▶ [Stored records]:
-- Begin --

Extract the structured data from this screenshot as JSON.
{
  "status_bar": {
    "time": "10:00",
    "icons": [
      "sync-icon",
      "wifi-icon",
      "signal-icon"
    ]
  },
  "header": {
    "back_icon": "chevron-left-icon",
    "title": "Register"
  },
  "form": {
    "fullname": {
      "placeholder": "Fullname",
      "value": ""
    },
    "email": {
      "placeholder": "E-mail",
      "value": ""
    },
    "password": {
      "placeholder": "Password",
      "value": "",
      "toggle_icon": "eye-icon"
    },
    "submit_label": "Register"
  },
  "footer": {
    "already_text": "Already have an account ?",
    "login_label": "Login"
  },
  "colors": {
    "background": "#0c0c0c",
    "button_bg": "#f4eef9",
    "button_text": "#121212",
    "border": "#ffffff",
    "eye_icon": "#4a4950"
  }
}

-- End --
-- Begin --

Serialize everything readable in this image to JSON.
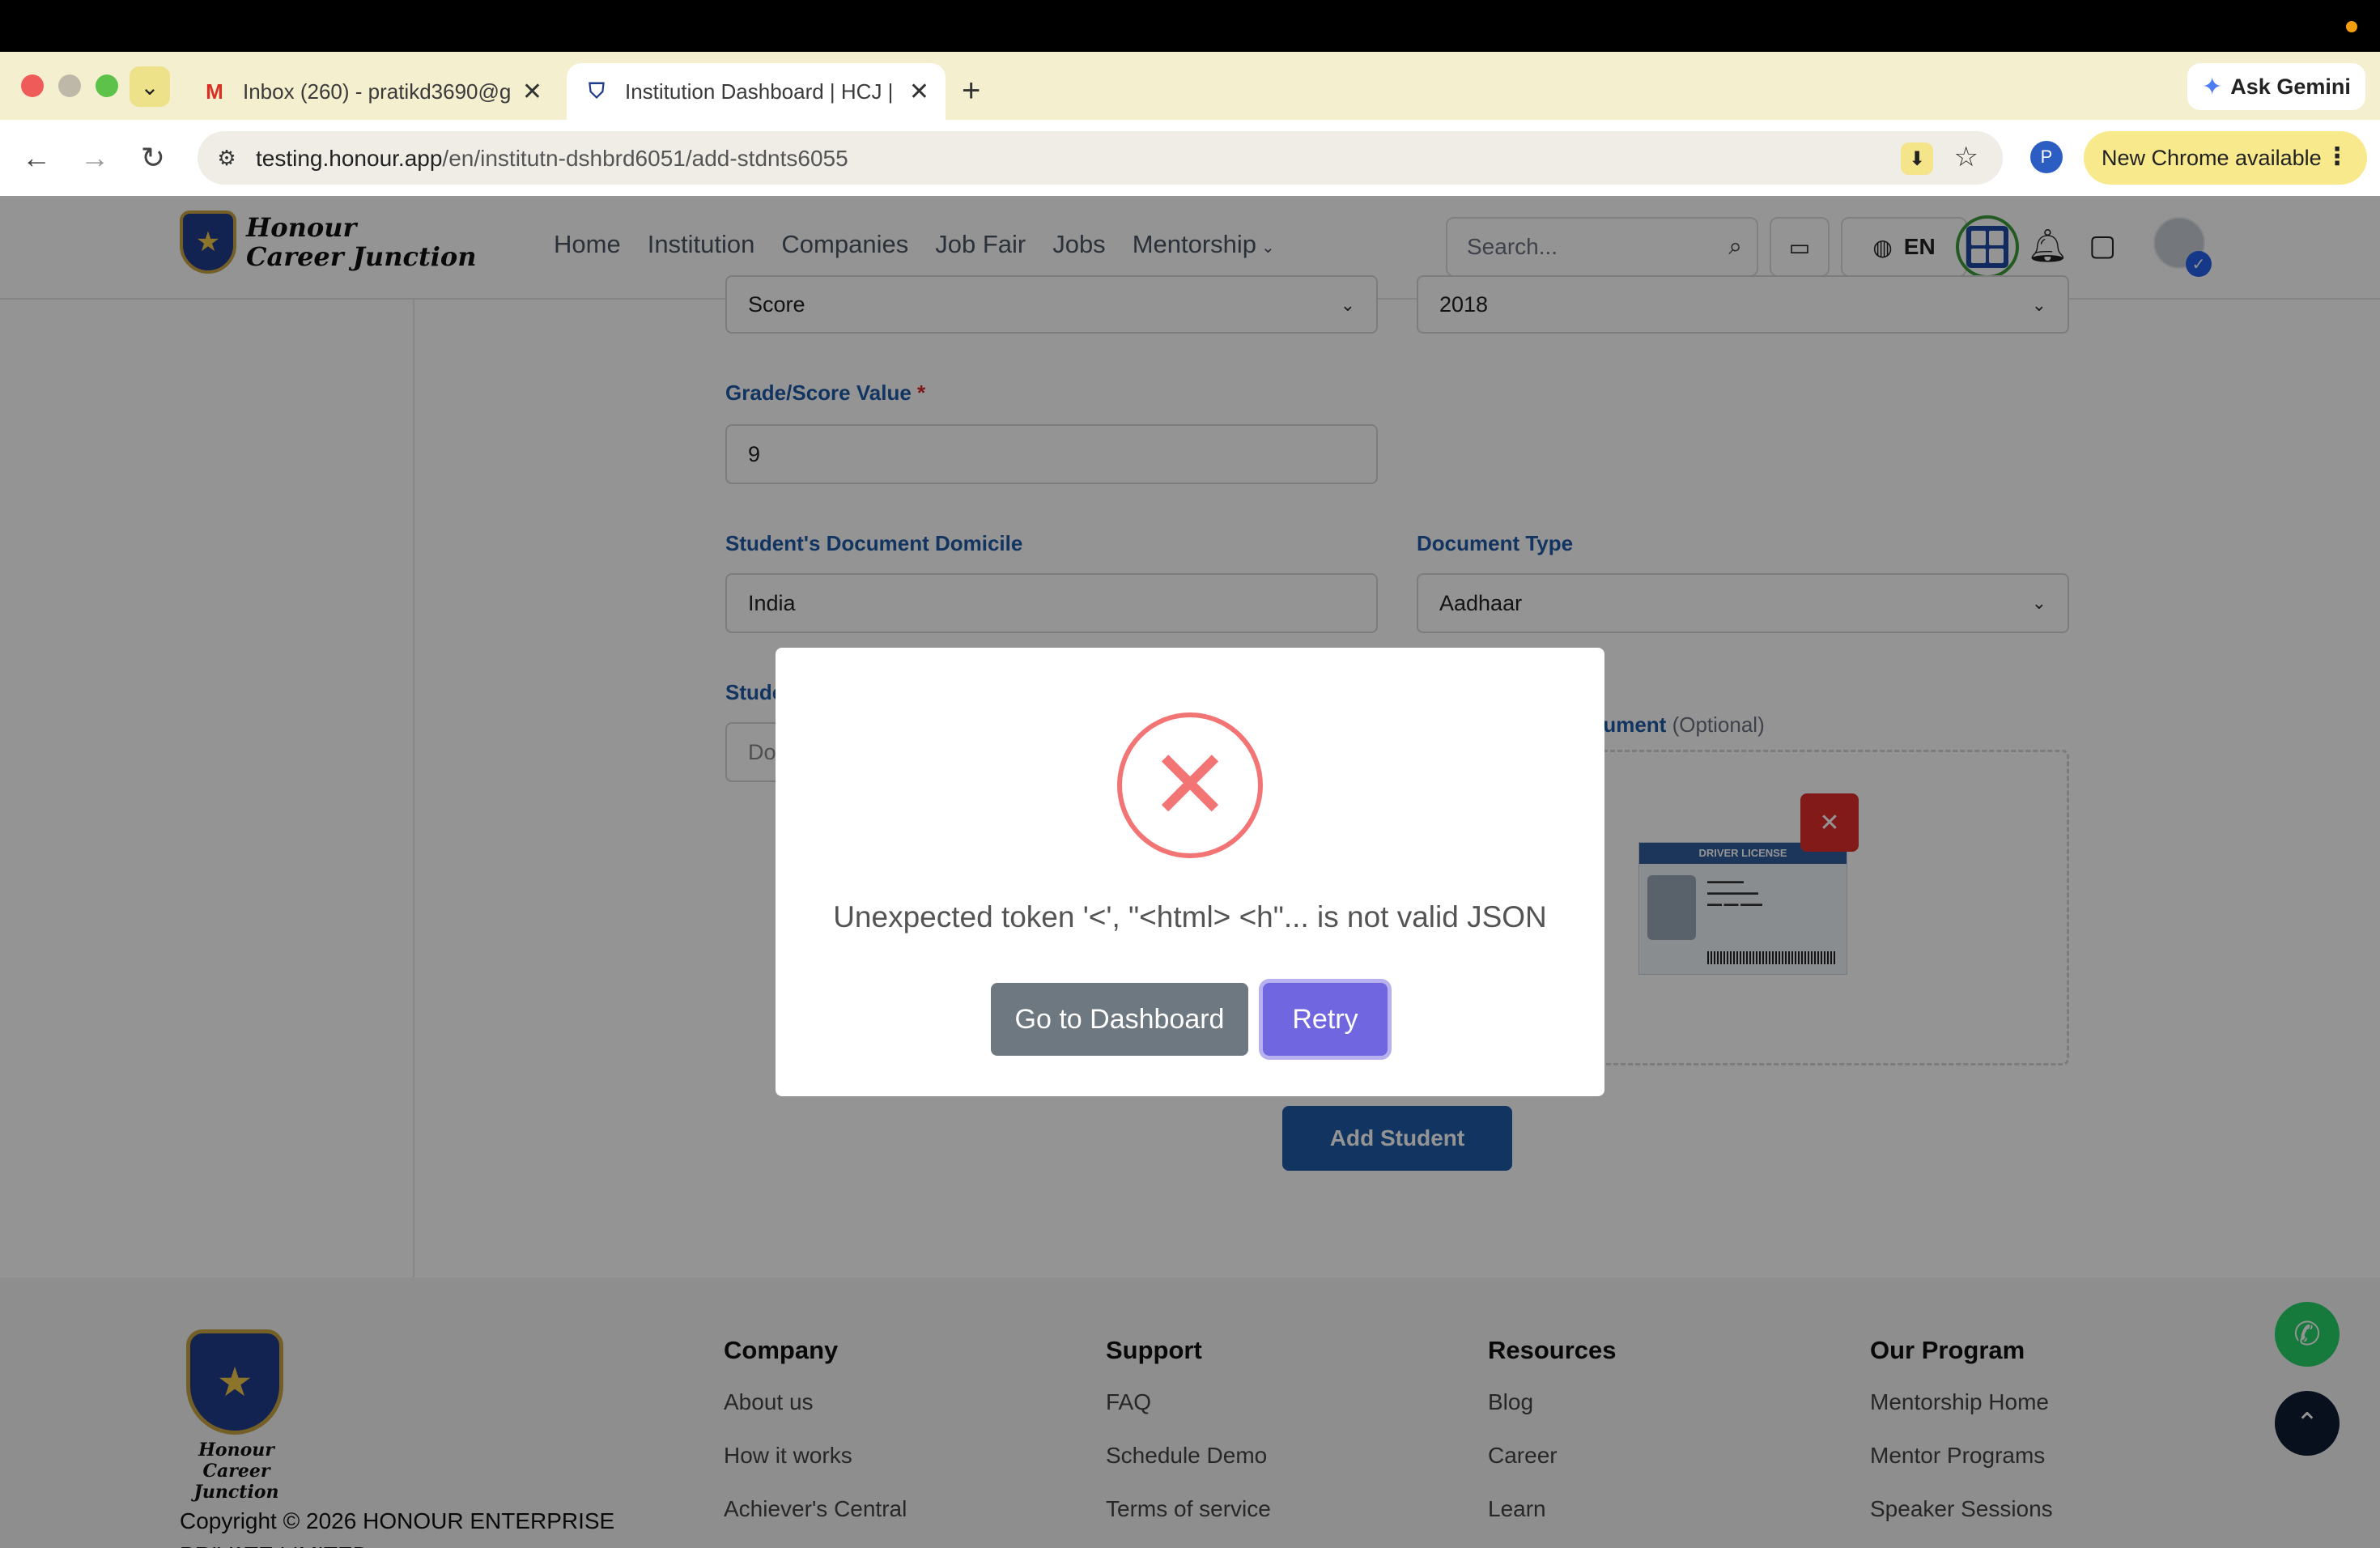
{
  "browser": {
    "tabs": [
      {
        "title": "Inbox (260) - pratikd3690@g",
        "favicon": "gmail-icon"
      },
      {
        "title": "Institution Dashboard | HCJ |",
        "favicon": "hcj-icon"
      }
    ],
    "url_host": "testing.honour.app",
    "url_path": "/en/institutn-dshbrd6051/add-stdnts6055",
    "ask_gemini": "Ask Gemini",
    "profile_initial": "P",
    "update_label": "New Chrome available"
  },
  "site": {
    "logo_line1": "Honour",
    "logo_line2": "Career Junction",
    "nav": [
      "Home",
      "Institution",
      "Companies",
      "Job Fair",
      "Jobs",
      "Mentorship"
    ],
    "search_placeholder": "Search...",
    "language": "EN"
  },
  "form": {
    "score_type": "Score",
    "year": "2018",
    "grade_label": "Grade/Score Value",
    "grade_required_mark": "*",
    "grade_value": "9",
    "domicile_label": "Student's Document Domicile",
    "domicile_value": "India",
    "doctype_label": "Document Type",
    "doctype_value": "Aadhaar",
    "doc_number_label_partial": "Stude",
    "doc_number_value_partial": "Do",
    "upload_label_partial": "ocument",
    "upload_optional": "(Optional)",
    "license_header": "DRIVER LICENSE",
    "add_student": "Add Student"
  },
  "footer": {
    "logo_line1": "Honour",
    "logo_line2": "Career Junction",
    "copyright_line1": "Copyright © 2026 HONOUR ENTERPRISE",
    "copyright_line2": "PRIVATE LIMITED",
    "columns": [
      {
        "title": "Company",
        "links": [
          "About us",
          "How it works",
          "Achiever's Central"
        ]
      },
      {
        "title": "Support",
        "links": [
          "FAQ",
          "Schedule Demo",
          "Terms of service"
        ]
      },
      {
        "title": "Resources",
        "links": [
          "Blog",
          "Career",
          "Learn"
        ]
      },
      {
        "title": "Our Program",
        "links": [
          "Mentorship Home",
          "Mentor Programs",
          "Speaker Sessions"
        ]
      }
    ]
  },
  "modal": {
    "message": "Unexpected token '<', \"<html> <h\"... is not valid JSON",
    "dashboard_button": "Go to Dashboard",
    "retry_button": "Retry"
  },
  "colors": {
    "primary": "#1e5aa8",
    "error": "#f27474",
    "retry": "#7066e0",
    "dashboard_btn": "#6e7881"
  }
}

-- End --
-- Begin --

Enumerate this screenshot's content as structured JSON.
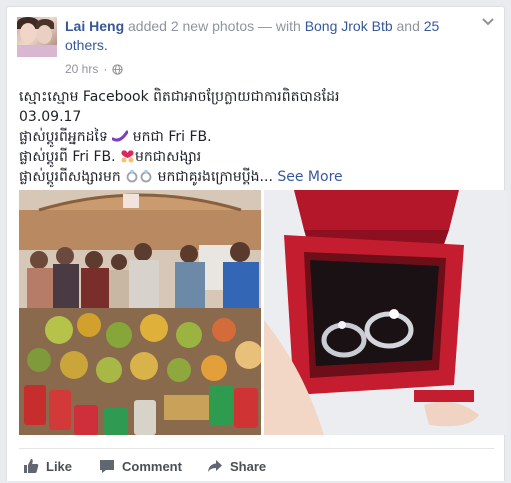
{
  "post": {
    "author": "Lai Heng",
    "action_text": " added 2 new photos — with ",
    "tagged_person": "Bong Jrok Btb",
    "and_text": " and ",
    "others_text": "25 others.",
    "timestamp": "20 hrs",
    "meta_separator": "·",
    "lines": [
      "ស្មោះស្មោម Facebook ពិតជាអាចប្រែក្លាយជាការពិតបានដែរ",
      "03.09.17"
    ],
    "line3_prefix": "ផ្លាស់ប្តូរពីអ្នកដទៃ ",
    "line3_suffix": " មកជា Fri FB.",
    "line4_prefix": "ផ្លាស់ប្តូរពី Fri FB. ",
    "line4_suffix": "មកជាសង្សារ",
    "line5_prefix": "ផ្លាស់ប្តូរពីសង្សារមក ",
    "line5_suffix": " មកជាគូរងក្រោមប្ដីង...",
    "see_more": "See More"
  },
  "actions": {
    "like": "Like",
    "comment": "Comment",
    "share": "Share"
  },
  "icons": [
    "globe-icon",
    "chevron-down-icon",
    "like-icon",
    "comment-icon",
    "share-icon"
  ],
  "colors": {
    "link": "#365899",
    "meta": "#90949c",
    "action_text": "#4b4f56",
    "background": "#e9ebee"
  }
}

-- End --

▶ [WHAT TO DO]: Go through the listing above and pull out each line containing the word "favicon".

▶ [FULL SOLUTION]:
        "favicon": "gmail-icon"
        "favicon": "hcj-icon"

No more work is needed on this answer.